Records contained in a dataset:

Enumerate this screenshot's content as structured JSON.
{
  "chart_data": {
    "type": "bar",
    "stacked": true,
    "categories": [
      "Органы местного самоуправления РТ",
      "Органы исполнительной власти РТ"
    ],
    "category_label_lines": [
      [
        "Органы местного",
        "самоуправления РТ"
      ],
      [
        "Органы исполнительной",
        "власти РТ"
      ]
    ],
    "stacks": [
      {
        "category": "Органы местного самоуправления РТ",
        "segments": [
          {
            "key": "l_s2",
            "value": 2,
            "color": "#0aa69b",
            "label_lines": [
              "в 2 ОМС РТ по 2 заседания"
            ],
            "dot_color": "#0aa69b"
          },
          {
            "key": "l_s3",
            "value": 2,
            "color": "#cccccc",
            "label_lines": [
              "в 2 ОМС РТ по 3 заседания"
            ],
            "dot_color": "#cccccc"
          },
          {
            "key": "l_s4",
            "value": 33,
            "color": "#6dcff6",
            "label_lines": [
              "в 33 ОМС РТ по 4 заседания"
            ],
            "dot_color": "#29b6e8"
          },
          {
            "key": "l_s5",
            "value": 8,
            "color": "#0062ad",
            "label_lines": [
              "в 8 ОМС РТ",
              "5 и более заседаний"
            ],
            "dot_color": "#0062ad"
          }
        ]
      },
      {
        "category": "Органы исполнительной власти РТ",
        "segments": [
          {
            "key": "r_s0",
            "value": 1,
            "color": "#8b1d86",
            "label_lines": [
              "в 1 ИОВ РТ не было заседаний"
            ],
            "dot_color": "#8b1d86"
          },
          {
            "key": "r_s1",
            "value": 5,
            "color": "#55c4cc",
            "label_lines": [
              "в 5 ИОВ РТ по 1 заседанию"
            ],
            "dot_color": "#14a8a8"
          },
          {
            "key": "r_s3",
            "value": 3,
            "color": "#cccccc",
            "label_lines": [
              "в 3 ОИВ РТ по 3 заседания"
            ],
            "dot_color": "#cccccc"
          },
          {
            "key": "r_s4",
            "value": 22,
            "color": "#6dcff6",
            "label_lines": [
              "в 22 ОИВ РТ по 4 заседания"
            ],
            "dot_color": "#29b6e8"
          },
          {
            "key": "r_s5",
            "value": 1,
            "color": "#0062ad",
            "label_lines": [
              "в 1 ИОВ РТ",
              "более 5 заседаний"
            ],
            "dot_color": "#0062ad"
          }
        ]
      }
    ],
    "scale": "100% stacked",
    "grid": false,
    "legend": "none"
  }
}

Stated task:
Make a verbatim copy of every entry shown above.

Full solution:
Enumerate this screenshot's content as structured JSON.
{
  "chart_data": {
    "type": "bar",
    "stacked": true,
    "categories": [
      "Органы местного самоуправления РТ",
      "Органы исполнительной власти РТ"
    ],
    "category_label_lines": [
      [
        "Органы местного",
        "самоуправления РТ"
      ],
      [
        "Органы исполнительной",
        "власти РТ"
      ]
    ],
    "stacks": [
      {
        "category": "Органы местного самоуправления РТ",
        "segments": [
          {
            "key": "l_s2",
            "value": 2,
            "color": "#0aa69b",
            "label_lines": [
              "в 2 ОМС РТ по 2 заседания"
            ],
            "dot_color": "#0aa69b"
          },
          {
            "key": "l_s3",
            "value": 2,
            "color": "#cccccc",
            "label_lines": [
              "в 2 ОМС РТ по 3 заседания"
            ],
            "dot_color": "#cccccc"
          },
          {
            "key": "l_s4",
            "value": 33,
            "color": "#6dcff6",
            "label_lines": [
              "в 33 ОМС РТ по 4 заседания"
            ],
            "dot_color": "#29b6e8"
          },
          {
            "key": "l_s5",
            "value": 8,
            "color": "#0062ad",
            "label_lines": [
              "в 8 ОМС РТ",
              "5 и более заседаний"
            ],
            "dot_color": "#0062ad"
          }
        ]
      },
      {
        "category": "Органы исполнительной власти РТ",
        "segments": [
          {
            "key": "r_s0",
            "value": 1,
            "color": "#8b1d86",
            "label_lines": [
              "в 1 ИОВ РТ не было заседаний"
            ],
            "dot_color": "#8b1d86"
          },
          {
            "key": "r_s1",
            "value": 5,
            "color": "#55c4cc",
            "label_lines": [
              "в 5 ИОВ РТ по 1 заседанию"
            ],
            "dot_color": "#14a8a8"
          },
          {
            "key": "r_s3",
            "value": 3,
            "color": "#cccccc",
            "label_lines": [
              "в 3 ОИВ РТ по 3 заседания"
            ],
            "dot_color": "#cccccc"
          },
          {
            "key": "r_s4",
            "value": 22,
            "color": "#6dcff6",
            "label_lines": [
              "в 22 ОИВ РТ по 4 заседания"
            ],
            "dot_color": "#29b6e8"
          },
          {
            "key": "r_s5",
            "value": 1,
            "color": "#0062ad",
            "label_lines": [
              "в 1 ИОВ РТ",
              "более 5 заседаний"
            ],
            "dot_color": "#0062ad"
          }
        ]
      }
    ],
    "scale": "100% stacked",
    "grid": false,
    "legend": "none"
  }
}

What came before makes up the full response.